- PROVIDED DATA:
----

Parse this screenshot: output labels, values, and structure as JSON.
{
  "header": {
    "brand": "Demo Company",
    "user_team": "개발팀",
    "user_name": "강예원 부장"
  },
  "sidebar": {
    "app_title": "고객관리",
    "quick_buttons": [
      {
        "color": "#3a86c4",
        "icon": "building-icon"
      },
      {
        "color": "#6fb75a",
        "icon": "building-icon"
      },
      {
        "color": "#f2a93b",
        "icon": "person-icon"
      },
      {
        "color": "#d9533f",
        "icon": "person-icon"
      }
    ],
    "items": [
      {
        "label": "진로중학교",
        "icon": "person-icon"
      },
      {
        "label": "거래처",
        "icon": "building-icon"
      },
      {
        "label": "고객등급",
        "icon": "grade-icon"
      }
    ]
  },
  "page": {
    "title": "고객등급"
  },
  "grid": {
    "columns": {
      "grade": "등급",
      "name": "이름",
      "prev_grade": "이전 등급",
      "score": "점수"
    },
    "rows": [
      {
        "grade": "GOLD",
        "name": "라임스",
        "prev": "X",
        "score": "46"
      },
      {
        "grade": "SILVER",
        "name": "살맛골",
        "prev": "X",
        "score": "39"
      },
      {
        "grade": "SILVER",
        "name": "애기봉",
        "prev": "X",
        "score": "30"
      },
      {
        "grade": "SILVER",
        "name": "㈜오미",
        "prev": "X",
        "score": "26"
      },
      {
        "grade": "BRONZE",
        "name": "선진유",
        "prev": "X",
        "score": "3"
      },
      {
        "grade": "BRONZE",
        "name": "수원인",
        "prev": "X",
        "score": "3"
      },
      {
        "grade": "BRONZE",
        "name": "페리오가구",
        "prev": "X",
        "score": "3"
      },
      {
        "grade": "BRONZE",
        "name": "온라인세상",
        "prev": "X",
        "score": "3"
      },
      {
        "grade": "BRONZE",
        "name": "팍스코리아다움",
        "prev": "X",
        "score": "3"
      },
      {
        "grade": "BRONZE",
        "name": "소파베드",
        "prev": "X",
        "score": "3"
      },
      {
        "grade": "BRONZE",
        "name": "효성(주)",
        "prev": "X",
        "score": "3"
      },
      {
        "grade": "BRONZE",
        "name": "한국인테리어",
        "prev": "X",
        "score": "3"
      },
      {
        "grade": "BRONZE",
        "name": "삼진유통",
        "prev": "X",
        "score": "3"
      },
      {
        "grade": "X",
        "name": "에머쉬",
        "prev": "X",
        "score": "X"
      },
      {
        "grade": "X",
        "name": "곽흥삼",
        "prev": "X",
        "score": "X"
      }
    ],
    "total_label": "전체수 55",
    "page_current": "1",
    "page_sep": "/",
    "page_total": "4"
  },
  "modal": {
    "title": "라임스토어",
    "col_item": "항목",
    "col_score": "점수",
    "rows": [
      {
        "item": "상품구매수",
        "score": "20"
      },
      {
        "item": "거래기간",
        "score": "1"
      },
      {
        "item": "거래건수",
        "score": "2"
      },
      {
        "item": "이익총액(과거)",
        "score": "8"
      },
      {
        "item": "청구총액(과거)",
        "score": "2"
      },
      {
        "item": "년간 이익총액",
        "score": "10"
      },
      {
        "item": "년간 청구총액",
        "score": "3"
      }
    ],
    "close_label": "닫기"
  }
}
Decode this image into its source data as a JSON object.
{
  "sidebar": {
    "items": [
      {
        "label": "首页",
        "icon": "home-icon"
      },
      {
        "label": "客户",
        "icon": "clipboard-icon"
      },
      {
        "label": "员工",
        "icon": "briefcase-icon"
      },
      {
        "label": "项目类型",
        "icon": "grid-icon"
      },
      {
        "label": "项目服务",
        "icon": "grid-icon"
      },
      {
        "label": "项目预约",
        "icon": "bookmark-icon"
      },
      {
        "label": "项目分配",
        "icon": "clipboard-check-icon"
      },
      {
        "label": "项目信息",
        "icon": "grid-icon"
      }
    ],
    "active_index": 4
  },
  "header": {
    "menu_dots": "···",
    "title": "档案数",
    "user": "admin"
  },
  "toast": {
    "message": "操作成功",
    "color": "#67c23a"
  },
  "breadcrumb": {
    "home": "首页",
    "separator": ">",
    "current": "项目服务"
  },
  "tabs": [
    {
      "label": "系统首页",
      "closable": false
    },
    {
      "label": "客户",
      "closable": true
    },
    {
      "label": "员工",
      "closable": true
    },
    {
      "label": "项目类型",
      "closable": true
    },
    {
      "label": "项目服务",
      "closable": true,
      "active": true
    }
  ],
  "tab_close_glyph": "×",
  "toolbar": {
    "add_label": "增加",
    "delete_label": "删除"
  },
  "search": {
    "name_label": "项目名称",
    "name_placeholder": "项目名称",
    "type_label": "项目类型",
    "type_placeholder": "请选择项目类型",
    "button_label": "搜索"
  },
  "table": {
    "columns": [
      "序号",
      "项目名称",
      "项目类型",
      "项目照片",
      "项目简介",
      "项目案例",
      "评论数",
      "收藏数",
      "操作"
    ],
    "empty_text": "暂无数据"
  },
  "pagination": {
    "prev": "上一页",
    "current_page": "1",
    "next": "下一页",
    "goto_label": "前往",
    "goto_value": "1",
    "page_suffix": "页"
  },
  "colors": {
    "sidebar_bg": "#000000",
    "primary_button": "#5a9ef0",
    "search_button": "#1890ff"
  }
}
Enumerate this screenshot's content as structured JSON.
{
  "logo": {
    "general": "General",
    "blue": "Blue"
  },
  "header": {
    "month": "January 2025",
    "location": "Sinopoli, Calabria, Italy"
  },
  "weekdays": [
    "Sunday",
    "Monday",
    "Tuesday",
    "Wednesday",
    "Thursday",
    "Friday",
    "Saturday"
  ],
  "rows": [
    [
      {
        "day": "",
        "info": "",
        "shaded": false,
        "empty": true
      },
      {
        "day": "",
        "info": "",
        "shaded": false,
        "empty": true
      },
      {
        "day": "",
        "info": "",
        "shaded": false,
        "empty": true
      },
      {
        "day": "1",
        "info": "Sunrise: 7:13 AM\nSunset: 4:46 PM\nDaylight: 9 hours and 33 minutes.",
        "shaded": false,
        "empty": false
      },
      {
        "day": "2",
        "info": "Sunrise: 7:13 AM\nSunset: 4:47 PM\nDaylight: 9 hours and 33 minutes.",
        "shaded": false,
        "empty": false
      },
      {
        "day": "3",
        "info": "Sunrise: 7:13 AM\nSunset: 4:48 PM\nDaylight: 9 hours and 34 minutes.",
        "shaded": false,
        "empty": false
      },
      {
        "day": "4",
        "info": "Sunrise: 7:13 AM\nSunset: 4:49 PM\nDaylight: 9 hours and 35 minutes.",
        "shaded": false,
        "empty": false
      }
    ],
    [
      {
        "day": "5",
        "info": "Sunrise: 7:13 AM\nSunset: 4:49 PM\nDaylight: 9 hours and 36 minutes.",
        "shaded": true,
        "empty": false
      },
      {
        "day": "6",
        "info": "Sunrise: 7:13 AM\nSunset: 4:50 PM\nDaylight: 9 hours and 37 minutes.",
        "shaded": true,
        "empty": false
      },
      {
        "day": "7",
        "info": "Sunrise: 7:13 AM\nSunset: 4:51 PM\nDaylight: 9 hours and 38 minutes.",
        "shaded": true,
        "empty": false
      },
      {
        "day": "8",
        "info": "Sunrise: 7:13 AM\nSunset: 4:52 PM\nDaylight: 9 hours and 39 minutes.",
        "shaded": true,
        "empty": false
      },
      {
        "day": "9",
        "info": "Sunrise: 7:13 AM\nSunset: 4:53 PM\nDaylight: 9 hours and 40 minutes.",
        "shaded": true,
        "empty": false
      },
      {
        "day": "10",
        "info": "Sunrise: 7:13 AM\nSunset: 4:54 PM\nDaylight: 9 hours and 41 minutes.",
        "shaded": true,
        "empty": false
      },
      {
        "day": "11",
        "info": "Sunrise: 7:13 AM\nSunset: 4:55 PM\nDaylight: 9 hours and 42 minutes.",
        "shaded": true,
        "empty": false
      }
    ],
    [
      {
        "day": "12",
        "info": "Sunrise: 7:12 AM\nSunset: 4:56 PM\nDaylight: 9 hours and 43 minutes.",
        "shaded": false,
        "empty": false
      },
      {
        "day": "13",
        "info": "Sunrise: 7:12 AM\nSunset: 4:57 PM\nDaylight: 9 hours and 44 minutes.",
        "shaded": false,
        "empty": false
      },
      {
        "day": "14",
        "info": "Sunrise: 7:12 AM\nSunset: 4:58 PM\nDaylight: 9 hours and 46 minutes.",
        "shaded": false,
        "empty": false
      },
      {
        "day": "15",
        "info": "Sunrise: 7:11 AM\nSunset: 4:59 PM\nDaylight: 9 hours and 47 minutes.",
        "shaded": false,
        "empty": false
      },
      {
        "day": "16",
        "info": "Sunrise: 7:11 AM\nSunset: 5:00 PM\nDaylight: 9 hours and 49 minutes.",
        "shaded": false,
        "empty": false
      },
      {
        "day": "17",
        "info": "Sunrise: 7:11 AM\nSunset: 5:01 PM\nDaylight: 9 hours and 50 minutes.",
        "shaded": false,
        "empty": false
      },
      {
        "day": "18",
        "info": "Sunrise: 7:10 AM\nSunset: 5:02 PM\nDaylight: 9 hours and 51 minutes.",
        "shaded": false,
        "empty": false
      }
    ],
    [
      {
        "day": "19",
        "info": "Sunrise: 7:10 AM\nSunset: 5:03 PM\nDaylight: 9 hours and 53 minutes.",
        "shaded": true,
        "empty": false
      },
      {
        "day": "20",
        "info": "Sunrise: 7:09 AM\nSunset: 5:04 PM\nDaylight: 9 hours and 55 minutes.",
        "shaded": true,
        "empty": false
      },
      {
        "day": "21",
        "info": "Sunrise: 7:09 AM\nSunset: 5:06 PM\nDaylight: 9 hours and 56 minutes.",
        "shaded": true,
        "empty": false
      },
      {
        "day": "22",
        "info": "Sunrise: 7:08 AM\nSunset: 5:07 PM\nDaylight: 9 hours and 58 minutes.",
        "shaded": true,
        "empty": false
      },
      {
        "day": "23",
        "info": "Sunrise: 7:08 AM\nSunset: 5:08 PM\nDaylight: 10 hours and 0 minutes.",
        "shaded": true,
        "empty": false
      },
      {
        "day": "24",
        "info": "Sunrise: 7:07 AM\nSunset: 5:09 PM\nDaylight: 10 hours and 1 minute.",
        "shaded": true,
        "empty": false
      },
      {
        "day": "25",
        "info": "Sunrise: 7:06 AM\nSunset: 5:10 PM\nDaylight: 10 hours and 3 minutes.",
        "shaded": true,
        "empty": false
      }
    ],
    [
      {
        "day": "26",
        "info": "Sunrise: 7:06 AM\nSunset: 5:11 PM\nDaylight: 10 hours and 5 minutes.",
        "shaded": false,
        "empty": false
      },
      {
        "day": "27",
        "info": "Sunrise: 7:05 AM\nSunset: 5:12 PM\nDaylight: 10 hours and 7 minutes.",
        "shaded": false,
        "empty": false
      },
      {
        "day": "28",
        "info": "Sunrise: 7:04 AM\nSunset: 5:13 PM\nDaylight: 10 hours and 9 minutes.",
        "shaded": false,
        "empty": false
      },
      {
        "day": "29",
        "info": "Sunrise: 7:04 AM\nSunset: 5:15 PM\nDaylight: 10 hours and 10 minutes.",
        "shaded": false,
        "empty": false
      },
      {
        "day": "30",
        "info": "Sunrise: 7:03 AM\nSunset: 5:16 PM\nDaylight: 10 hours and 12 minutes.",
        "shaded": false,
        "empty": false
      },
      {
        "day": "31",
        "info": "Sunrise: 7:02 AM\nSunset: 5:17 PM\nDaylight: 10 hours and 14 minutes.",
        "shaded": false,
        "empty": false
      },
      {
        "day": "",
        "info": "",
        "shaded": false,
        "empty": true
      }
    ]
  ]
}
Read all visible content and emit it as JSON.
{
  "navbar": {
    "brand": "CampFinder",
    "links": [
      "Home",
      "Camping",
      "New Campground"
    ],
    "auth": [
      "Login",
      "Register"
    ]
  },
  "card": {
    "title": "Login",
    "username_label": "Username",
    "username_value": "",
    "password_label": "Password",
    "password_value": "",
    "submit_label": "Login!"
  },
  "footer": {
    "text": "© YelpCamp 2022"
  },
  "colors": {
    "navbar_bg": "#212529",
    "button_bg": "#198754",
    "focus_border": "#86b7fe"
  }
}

----

- WHAT THIS TASK INVOLVES: Say, as a number only, how many lines of the data contain "项目名称".

- TASK RESPONSE: 3